### EXERCISE DIRECTIONS
Copy out all the data, word for word.

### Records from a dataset
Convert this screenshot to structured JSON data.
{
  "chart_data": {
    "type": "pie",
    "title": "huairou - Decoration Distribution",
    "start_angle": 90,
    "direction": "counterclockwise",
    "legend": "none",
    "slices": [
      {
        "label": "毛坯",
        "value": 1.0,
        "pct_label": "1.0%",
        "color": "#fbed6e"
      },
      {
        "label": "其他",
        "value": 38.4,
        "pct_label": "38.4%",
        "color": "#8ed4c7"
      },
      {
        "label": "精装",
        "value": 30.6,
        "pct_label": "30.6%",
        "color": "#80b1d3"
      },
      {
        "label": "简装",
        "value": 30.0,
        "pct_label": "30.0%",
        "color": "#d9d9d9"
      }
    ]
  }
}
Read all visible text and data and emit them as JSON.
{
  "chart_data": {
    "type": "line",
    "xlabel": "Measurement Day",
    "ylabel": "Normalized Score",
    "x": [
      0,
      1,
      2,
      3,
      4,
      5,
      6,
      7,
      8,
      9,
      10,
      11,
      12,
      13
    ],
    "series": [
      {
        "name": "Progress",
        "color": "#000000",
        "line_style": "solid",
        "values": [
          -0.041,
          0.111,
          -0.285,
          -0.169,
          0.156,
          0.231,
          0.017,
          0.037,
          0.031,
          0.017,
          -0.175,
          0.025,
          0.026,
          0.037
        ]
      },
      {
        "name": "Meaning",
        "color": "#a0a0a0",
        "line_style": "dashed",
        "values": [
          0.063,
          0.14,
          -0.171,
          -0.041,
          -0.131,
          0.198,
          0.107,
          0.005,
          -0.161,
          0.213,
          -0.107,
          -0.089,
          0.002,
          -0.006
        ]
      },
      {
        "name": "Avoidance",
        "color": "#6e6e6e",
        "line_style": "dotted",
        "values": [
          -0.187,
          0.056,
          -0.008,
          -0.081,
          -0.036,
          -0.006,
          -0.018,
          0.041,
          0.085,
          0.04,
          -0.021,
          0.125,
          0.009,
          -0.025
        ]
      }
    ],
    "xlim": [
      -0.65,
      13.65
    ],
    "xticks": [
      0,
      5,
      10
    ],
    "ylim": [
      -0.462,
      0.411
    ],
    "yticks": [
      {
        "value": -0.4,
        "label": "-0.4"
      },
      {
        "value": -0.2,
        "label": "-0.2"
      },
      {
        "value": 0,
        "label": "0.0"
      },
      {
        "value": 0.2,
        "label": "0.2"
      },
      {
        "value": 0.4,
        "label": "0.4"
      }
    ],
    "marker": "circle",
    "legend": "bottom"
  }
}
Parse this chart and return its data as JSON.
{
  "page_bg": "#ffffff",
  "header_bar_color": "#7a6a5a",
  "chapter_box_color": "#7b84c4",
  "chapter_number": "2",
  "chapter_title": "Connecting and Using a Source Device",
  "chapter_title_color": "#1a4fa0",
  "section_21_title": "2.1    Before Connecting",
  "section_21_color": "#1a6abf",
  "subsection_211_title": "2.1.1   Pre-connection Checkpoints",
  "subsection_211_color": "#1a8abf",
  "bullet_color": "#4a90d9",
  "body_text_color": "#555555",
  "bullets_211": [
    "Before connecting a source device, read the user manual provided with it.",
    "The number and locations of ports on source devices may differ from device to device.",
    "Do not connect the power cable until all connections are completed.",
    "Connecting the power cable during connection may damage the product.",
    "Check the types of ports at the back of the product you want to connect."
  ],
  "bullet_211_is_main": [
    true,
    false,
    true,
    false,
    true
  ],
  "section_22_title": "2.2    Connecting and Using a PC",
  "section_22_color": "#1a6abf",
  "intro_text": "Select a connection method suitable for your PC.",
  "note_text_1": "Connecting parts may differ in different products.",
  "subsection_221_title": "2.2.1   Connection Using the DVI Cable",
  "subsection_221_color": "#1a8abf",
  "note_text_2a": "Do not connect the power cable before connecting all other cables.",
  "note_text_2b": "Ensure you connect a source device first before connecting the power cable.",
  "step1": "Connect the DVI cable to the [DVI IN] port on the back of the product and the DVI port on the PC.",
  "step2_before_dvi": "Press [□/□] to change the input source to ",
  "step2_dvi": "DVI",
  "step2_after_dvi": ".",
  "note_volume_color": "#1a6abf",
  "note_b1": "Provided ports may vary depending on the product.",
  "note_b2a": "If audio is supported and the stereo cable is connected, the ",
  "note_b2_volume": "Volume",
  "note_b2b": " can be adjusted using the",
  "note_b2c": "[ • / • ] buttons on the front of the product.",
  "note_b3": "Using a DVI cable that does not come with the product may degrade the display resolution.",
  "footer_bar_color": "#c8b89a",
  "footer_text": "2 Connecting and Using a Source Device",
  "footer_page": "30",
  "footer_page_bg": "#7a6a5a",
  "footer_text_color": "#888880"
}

### CORRECT RESPONSE
Convert this screenshot to structured JSON data.
{
  "chart_data": {
    "type": "pie",
    "title": "huairou - Decoration Distribution",
    "start_angle": 90,
    "direction": "counterclockwise",
    "legend": "none",
    "slices": [
      {
        "label": "毛坯",
        "value": 1.0,
        "pct_label": "1.0%",
        "color": "#fbed6e"
      },
      {
        "label": "其他",
        "value": 38.4,
        "pct_label": "38.4%",
        "color": "#8ed4c7"
      },
      {
        "label": "精装",
        "value": 30.6,
        "pct_label": "30.6%",
        "color": "#80b1d3"
      },
      {
        "label": "简装",
        "value": 30.0,
        "pct_label": "30.0%",
        "color": "#d9d9d9"
      }
    ]
  }
}
Read all visible text and data and emit them as JSON.
{
  "chart_data": {
    "type": "line",
    "xlabel": "Measurement Day",
    "ylabel": "Normalized Score",
    "x": [
      0,
      1,
      2,
      3,
      4,
      5,
      6,
      7,
      8,
      9,
      10,
      11,
      12,
      13
    ],
    "series": [
      {
        "name": "Progress",
        "color": "#000000",
        "line_style": "solid",
        "values": [
          -0.041,
          0.111,
          -0.285,
          -0.169,
          0.156,
          0.231,
          0.017,
          0.037,
          0.031,
          0.017,
          -0.175,
          0.025,
          0.026,
          0.037
        ]
      },
      {
        "name": "Meaning",
        "color": "#a0a0a0",
        "line_style": "dashed",
        "values": [
          0.063,
          0.14,
          -0.171,
          -0.041,
          -0.131,
          0.198,
          0.107,
          0.005,
          -0.161,
          0.213,
          -0.107,
          -0.089,
          0.002,
          -0.006
        ]
      },
      {
        "name": "Avoidance",
        "color": "#6e6e6e",
        "line_style": "dotted",
        "values": [
          -0.187,
          0.056,
          -0.008,
          -0.081,
          -0.036,
          -0.006,
          -0.018,
          0.041,
          0.085,
          0.04,
          -0.021,
          0.125,
          0.009,
          -0.025
        ]
      }
    ],
    "xlim": [
      -0.65,
      13.65
    ],
    "xticks": [
      0,
      5,
      10
    ],
    "ylim": [
      -0.462,
      0.411
    ],
    "yticks": [
      {
        "value": -0.4,
        "label": "-0.4"
      },
      {
        "value": -0.2,
        "label": "-0.2"
      },
      {
        "value": 0,
        "label": "0.0"
      },
      {
        "value": 0.2,
        "label": "0.2"
      },
      {
        "value": 0.4,
        "label": "0.4"
      }
    ],
    "marker": "circle",
    "legend": "bottom"
  }
}
Parse this chart and return its data as JSON.
{
  "page_bg": "#ffffff",
  "header_bar_color": "#7a6a5a",
  "chapter_box_color": "#7b84c4",
  "chapter_number": "2",
  "chapter_title": "Connecting and Using a Source Device",
  "chapter_title_color": "#1a4fa0",
  "section_21_title": "2.1    Before Connecting",
  "section_21_color": "#1a6abf",
  "subsection_211_title": "2.1.1   Pre-connection Checkpoints",
  "subsection_211_color": "#1a8abf",
  "bullet_color": "#4a90d9",
  "body_text_color": "#555555",
  "bullets_211": [
    "Before connecting a source device, read the user manual provided with it.",
    "The number and locations of ports on source devices may differ from device to device.",
    "Do not connect the power cable until all connections are completed.",
    "Connecting the power cable during connection may damage the product.",
    "Check the types of ports at the back of the product you want to connect."
  ],
  "bullet_211_is_main": [
    true,
    false,
    true,
    false,
    true
  ],
  "section_22_title": "2.2    Connecting and Using a PC",
  "section_22_color": "#1a6abf",
  "intro_text": "Select a connection method suitable for your PC.",
  "note_text_1": "Connecting parts may differ in different products.",
  "subsection_221_title": "2.2.1   Connection Using the DVI Cable",
  "subsection_221_color": "#1a8abf",
  "note_text_2a": "Do not connect the power cable before connecting all other cables.",
  "note_text_2b": "Ensure you connect a source device first before connecting the power cable.",
  "step1": "Connect the DVI cable to the [DVI IN] port on the back of the product and the DVI port on the PC.",
  "step2_before_dvi": "Press [□/□] to change the input source to ",
  "step2_dvi": "DVI",
  "step2_after_dvi": ".",
  "note_volume_color": "#1a6abf",
  "note_b1": "Provided ports may vary depending on the product.",
  "note_b2a": "If audio is supported and the stereo cable is connected, the ",
  "note_b2_volume": "Volume",
  "note_b2b": " can be adjusted using the",
  "note_b2c": "[ • / • ] buttons on the front of the product.",
  "note_b3": "Using a DVI cable that does not come with the product may degrade the display resolution.",
  "footer_bar_color": "#c8b89a",
  "footer_text": "2 Connecting and Using a Source Device",
  "footer_page": "30",
  "footer_page_bg": "#7a6a5a",
  "footer_text_color": "#888880"
}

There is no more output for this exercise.